Stored entries
* * * *
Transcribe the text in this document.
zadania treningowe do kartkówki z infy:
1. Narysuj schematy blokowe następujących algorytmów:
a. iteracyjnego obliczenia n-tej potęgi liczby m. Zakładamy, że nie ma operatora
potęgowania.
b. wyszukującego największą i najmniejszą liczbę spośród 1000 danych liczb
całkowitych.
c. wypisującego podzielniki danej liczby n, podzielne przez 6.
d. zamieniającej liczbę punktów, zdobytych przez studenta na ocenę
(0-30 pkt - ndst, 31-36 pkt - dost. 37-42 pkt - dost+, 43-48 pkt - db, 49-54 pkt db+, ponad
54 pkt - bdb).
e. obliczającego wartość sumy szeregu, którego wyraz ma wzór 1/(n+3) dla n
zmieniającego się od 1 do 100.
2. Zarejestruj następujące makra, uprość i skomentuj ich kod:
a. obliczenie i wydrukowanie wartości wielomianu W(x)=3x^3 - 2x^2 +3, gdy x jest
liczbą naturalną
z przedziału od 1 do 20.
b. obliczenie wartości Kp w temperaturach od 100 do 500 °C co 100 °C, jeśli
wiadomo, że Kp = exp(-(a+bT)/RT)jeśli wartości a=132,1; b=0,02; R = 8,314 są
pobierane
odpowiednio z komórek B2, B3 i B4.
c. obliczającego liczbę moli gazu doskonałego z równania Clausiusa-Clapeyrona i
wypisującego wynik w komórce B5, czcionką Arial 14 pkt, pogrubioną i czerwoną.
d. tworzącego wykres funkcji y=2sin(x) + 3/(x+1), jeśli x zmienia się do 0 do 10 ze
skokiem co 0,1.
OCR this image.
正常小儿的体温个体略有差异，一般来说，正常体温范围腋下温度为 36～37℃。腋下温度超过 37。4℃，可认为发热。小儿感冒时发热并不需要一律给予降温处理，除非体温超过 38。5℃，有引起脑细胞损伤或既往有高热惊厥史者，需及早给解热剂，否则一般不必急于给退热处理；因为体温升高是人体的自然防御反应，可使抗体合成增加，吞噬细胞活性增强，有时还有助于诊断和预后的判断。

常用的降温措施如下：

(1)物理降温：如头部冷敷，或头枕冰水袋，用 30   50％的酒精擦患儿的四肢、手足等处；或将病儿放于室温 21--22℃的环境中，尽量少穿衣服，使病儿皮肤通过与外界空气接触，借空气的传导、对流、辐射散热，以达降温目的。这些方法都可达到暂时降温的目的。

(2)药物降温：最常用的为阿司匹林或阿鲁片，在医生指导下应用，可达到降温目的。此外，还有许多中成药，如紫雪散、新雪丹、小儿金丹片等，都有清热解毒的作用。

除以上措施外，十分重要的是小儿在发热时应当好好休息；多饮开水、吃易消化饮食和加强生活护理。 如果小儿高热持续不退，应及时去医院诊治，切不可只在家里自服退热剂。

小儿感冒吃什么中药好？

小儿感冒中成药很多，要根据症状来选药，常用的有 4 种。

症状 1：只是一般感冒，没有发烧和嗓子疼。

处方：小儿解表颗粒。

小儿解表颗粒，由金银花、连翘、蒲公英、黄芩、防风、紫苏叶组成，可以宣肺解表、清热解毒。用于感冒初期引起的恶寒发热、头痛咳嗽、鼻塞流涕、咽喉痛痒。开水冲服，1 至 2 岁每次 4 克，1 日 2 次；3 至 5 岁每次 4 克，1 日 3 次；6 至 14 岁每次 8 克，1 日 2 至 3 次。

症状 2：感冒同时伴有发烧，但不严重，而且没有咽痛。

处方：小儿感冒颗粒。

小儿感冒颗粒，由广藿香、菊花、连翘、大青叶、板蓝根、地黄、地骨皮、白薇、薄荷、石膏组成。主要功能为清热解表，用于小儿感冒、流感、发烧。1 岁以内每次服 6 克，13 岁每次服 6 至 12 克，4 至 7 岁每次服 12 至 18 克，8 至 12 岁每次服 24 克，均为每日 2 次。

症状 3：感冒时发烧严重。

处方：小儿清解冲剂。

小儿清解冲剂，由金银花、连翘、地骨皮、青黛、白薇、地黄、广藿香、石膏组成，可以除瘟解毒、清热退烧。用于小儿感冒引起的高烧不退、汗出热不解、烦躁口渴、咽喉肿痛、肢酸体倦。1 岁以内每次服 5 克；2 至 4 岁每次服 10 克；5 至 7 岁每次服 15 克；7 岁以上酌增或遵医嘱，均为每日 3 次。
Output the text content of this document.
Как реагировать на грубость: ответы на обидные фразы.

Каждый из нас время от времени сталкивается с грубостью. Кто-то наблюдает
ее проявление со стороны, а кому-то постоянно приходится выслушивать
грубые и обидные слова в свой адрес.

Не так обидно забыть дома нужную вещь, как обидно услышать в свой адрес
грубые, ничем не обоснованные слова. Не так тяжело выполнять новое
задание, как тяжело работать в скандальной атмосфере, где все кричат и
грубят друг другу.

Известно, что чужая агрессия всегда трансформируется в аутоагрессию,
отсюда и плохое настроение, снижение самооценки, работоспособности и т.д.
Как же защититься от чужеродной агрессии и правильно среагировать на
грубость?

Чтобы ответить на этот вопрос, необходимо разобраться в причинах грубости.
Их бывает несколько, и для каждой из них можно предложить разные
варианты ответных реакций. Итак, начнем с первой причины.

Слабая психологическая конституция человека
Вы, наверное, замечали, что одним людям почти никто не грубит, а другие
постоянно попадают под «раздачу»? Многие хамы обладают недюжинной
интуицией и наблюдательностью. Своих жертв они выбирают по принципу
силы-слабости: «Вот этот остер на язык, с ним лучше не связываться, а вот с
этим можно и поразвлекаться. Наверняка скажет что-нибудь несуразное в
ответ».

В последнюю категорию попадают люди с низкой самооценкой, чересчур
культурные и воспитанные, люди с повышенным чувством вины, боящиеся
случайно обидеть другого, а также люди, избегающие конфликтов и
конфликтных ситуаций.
* * * *
▶ **Prompt**
In the records above, find each line holding "обидные" and copy it.

▶ **Response to the task**
Как реагировать на грубость: ответы на обидные фразы.
грубые и обидные слова в свой адрес.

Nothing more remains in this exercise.